Exercise description: Resume the excerpt on malaria drug research below, picking up after its last sentence, before the records that follow it.

Creative thinking and futuristic science confront some of humanity’s most lethal enemies.

Sean Prigge

Beating Malaria with a Cocktail

In a way, malaria has been cured many times. In laboratories around the world, over and over again, scientists have found drugs that inhibit the malaria parasite, Plasmodium.

So why hasn’t the ancient disease that kills 1.5 to 3 million people a year been wiped off the planet? Because the malaria parasite develops resistance to drugs.

To eradicate malaria, “you have to pump out new drugs every year, or find several drugs that simultaneously hit more than one target,” says Sean Prigge, PhD, assistant professor of Molecular Microbiology and Immunology. “That’s why HIV cocktails have been successful—because they hit more than one target.”

Much of Prigge’s work on malaria could be considered target practice.

The targets are enzymes—proteins that cause a chemical reaction. Prigge is trying to block the function of the enzymes essential to the malaria parasite’s ability to grow. He is focusing on about a dozen enzymes involved in the creation of fatty acids. If he can hit any part of the fatty acid pathway, he can stop parasite growth.

Record set:
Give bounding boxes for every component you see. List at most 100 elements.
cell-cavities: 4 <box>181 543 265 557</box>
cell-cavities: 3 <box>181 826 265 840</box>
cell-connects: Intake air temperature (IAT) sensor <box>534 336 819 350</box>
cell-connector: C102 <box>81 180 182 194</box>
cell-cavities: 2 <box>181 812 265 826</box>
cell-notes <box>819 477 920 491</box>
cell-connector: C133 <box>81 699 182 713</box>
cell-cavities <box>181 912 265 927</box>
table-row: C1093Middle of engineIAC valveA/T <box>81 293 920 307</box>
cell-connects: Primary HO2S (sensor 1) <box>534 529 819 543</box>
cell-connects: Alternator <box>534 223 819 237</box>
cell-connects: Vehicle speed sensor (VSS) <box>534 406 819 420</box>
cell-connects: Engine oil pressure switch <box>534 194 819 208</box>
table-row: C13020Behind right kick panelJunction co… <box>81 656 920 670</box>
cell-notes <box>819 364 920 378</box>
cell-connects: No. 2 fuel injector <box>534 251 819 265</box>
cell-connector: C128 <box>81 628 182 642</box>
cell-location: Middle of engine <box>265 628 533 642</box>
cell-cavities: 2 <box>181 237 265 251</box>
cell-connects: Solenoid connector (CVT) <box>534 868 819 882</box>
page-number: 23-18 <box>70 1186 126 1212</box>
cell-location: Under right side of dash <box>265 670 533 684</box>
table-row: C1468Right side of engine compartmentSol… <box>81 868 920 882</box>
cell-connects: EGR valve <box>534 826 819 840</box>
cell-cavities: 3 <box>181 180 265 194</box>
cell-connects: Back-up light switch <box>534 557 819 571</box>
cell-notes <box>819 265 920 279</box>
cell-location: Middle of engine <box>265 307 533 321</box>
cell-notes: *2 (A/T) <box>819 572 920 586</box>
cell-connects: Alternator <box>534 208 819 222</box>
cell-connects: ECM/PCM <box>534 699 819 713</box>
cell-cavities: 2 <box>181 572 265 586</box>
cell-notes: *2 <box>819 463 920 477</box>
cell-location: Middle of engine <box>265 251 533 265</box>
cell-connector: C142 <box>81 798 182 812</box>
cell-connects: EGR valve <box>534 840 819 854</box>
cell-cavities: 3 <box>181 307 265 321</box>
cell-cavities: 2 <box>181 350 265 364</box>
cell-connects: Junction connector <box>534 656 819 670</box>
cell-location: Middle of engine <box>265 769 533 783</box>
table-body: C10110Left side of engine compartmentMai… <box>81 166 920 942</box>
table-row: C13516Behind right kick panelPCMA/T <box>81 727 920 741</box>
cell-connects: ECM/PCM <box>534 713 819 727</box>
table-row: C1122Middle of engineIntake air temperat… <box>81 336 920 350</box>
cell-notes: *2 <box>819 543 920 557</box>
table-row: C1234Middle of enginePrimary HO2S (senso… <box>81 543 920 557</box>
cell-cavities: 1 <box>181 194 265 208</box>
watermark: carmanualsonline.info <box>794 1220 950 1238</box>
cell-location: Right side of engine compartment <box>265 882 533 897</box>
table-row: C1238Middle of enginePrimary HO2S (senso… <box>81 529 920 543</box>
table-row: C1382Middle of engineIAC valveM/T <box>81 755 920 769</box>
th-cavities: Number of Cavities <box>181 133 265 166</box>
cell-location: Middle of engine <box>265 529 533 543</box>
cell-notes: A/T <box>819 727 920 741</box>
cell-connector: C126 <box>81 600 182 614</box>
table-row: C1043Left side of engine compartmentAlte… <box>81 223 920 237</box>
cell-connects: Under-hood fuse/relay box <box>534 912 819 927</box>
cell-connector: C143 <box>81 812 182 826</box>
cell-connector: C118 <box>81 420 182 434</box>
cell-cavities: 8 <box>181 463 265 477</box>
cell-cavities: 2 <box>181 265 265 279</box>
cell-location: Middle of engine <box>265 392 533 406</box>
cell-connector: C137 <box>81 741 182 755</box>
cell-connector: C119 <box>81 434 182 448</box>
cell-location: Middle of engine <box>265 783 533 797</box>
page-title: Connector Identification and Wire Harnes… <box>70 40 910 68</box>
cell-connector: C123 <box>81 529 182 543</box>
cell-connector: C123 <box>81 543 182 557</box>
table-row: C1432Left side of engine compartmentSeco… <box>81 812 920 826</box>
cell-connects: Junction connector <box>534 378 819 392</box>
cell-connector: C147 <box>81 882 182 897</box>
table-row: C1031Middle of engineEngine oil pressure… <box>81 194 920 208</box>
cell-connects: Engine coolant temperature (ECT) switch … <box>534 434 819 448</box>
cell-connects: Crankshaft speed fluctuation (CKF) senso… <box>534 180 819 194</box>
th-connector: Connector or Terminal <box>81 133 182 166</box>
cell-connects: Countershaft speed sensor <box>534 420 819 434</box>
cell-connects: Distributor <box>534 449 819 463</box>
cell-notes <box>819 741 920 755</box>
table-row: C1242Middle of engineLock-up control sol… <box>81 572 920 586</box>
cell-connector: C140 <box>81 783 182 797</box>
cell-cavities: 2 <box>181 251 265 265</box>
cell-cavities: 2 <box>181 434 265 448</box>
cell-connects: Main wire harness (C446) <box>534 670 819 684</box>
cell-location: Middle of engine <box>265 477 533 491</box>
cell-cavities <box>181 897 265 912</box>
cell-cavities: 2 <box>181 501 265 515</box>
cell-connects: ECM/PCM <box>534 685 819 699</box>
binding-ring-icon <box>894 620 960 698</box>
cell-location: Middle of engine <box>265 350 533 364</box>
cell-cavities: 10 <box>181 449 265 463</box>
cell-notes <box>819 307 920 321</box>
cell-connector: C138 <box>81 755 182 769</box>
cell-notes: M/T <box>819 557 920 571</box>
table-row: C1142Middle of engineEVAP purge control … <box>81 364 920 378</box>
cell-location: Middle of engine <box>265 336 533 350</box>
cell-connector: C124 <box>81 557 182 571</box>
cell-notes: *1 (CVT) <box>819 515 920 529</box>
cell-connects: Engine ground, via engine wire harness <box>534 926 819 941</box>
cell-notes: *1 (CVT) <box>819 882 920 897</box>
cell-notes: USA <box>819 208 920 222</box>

Response to this exercise:
Male gametocyte of Plasmodium falciparum (yellow) surrounded by red blood cells

One way to find inhibiting compounds is to look at those that work on bacteria with certain similarities to Plasmodium, such as E. coli. Some compounds that inhibit the enzymes in E. coli will work in Plasmodium.

Each year malaria causes 300 to 500 million infections and 1.5 to 3 million deaths.

When Prigge finds an inhibitor that works, he uses x-ray crystallography to look at the way it binds to the targeted enzymes in the malaria parasite, creating a map of the atomic structure of the molecules. These maps can be used by chemists to modify the inhibitor, because a compound that works in the Petri dish may not be safe for humans. “Mostly, it tells chemists what not to change,” says Prigge. “It could say, ‘Don’t touch that one part of the inhibitor, because it’s bound snugly to the protein.’ ”    

 A molecule called ENR is the first of the targeted malaria enzymes that Prigge’s lab has x-rayed with an inhibitor bound to it. His lab is also working with the Walter Reed Army Institute of Research to find an inhibitor for another target, KASIII. Prigge can envision an eventual cocktail of ENR and KASIII inhibitors.

“The best thing that could happen is that we could use structure-based drug design to create antimalarials—these [drugs] could then be co-developed with pharmaceutical partners,” he says.

Starve a Parasite, Feed a Cure

Isabelle Coppens

Isabelle Coppens is out to starve to death two nasty intracellular parasites—Toxoplasma, which causes severe neurological problems in newborns and immunocompromised individuals, and Plasmodium, the malaria parasite.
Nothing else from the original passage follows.